## start Given entries

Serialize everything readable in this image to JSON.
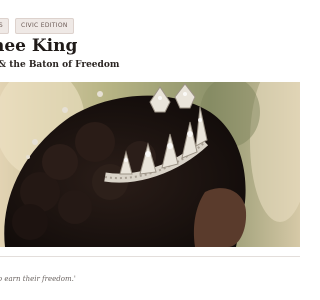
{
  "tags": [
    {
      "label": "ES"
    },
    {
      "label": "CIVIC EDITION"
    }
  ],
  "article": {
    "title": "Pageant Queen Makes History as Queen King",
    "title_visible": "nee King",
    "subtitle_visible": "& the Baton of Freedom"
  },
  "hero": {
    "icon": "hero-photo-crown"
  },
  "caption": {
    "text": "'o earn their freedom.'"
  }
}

## end Given entries

Find all lines with "King" in them and copy each one.

**In response**
    "title": "Pageant Queen Makes History as Queen King",
    "title_visible": "nee King",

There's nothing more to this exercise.